> **出典**
<<<<

『陸軍中野学校』

角川シネマ新宿、柱に掲示された場面写真。 陸軍中野学校 [DVD]

原作:畠山清行 / 監督:増村保造 / 脚本:星川清司 / 企画:関幸輔 / 撮影:小林節雄 / 美術:下河原友雄 / 照明:渡辺長治 / 編集:中静達治 / 録音:渡辺利一 / 音楽:山内正 / 出演:市川雷蔵小川真由美加東大介、E・H・エリック、待田京介、ピーター・ウィリアムズ、早川雄三、村瀬幸子、三夏伸、中条静夫 / 初公開時配給:大映 / 映像ソフト発売元:KADOKAWA

1966年日本作品 / 上映時間:1時間36分

1966年11月16日日本公開

2012年6月29日映像ソフト日本最新盤発売 [DVD Video:amazon|シリーズBOXセット:amazon]

映画デビュー60周年記念企画“雷蔵祭 初恋”(2014/8/9〜)の1本として上映

映画デビュー60周年記念企画“雷蔵祭 初恋”公式サイト : http://www.cinemakadokawa.jp/raizohatsukoi/

角川シネマ新宿にて初見(2014/08/16)



[粗筋]

 日中事変からほどない頃、三好次郎(市川雷蔵)は士官候補として陸軍の配属された。通例に漏れず、2年のお勤めで済む、と思っていたが、次郎の上官となった草薙中佐(加東大介)の意図は、およそ普通の軍務とは異なるものだった。

 草薙が企図していたのは、スパイの養成であった。日本がいよいよ本格的に世界を相手取った戦争に臨もうとしている今、情報を探り、戦況に有利をもたらし、敵方に内部から打撃を与えるスパイの重要性は格段に増していく、と草薙は考えていた。既存のスパイは草薙の理想からほど遠く、そこで草薙は名門大学を卒業した知性面でも申し分のない若者たちを、優れたスパイとして育てることにしたのである。

>>>>

> **元の記録**
<<<<

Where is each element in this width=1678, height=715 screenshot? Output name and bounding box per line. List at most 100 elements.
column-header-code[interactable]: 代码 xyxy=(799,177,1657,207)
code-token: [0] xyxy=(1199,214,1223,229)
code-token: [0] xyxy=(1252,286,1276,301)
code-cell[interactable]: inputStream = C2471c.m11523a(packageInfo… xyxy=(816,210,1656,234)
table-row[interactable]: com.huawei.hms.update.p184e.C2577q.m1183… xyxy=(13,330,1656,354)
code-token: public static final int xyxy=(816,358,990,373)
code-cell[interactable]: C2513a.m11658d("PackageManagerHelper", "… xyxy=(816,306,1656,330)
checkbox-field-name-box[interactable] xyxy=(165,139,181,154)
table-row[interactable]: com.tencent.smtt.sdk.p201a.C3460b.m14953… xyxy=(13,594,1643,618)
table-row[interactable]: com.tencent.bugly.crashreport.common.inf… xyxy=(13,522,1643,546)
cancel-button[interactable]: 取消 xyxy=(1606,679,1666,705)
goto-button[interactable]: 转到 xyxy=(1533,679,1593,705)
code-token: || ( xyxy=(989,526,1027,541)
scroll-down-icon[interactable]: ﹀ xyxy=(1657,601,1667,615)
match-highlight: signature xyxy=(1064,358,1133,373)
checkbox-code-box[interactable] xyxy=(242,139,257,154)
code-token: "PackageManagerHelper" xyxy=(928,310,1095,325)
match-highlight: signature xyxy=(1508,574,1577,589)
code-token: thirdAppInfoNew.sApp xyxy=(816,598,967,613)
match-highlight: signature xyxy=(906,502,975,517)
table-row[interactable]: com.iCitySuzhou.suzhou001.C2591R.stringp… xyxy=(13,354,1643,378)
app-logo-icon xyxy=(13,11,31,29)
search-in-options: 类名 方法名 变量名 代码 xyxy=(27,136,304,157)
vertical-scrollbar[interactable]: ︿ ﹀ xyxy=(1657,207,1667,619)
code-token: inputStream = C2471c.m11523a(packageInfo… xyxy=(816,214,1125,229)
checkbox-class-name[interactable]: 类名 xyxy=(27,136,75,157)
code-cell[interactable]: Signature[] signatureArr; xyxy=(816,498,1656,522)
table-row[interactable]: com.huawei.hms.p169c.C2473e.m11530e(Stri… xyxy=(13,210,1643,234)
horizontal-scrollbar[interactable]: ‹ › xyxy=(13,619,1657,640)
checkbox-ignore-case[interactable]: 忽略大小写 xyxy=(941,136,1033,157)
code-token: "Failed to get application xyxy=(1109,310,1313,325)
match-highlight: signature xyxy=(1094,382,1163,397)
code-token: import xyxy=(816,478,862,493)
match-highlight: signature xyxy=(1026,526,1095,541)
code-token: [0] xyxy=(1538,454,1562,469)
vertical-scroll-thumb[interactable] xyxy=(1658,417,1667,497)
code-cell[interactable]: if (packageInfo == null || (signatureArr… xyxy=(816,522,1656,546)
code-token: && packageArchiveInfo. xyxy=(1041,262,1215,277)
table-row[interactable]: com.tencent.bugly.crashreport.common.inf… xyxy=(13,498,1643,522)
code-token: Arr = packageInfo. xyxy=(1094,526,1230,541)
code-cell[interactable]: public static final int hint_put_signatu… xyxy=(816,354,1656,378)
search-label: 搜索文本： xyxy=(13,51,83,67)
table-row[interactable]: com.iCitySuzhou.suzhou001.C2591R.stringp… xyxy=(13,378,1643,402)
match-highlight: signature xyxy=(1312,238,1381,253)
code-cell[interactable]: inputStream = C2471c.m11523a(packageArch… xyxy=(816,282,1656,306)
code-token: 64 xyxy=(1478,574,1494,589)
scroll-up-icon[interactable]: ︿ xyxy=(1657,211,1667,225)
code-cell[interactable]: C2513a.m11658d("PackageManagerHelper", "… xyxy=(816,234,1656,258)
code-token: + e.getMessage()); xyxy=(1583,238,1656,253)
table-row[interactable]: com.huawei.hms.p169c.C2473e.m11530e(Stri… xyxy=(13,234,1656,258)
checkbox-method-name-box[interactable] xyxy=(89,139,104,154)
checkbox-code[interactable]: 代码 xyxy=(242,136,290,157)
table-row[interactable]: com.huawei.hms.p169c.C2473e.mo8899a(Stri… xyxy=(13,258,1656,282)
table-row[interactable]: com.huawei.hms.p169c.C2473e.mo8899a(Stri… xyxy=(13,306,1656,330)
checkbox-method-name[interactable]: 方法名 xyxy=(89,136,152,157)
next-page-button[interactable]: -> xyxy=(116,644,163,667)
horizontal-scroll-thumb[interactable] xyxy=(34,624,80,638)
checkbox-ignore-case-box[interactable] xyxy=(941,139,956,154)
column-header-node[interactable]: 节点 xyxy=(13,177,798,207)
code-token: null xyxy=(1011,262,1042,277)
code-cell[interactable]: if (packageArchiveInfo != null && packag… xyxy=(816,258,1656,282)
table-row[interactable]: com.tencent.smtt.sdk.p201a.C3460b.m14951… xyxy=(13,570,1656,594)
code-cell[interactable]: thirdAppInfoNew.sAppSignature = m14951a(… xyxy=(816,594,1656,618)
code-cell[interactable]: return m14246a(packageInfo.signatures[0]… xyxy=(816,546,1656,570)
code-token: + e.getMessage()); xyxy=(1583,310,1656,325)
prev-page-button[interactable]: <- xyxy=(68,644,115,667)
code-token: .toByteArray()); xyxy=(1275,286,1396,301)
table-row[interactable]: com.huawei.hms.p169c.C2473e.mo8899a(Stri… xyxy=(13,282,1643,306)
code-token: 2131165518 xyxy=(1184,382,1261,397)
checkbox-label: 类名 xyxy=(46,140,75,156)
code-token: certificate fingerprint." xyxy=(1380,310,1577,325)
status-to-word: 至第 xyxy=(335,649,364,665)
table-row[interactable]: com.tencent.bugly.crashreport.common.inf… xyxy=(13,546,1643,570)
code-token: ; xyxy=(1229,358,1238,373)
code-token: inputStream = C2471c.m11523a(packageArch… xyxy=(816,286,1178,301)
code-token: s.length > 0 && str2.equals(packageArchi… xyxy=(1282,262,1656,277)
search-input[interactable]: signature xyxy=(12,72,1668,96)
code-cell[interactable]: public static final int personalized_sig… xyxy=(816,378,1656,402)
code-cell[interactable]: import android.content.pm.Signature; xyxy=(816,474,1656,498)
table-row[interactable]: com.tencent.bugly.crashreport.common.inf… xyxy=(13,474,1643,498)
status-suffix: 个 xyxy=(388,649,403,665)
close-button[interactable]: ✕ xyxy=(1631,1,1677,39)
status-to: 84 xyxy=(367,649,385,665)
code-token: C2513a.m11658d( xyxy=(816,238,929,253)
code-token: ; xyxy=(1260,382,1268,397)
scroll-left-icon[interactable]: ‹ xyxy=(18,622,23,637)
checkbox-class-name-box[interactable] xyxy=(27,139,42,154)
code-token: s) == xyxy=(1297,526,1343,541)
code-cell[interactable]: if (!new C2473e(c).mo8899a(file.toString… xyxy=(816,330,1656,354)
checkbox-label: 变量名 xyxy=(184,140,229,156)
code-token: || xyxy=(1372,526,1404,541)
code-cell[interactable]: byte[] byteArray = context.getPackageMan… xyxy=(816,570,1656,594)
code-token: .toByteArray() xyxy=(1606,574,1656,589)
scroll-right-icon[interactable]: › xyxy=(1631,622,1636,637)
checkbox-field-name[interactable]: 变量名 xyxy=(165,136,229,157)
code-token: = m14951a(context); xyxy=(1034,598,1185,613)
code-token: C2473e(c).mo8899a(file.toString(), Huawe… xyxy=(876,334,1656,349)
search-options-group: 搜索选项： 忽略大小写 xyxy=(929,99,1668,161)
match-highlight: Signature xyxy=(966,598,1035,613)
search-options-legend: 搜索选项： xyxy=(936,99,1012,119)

>>>>

> **やること**
1) 本文の「草薙が企図していたのは」で始まる段落を、大事な点を残して箇条書きにまとめてください。
2) 記録の最初の行から始まり、「code-token: public static」を含む行で終わる部分を、JSONの文字列リストに変換してください。両端の行を含め、1行を1つの文字列とし、空行は除いてください。
本文と記録は、それぞれ別のところから取ってきたものです。

> **答えの例**
1)
- 草薙が企図していたのは、スパイの養成だった。
- 日本が世界を相手に本格的な戦争に臨もうとしている今、情報を探り、戦況を有利にし、敵に内部から打撃を与えるスパイの重要性は格段に増す、と草薙は考えていた。
- 既存のスパイは草薙の理想からほど遠かった。
- そこで草薙は、名門大学を卒業した知性面でも申し分のない若者たちを、優れたスパイとして育てることにした。

2)
[
  "Where is each element in this width=1678, height=715 screenshot? Output name and bounding box per line. List at most 100 elements.",
  "column-header-code[interactable]: 代码 xyxy=(799,177,1657,207)",
  "code-token: [0] xyxy=(1199,214,1223,229)",
  "code-token: [0] xyxy=(1252,286,1276,301)",
  "code-cell[interactable]: inputStream = C2471c.m11523a(packageInfo… xyxy=(816,210,1656,234)",
  "table-row[interactable]: com.huawei.hms.update.p184e.C2577q.m1183… xyxy=(13,330,1656,354)",
  "code-token: public static final int xyxy=(816,358,990,373)"
]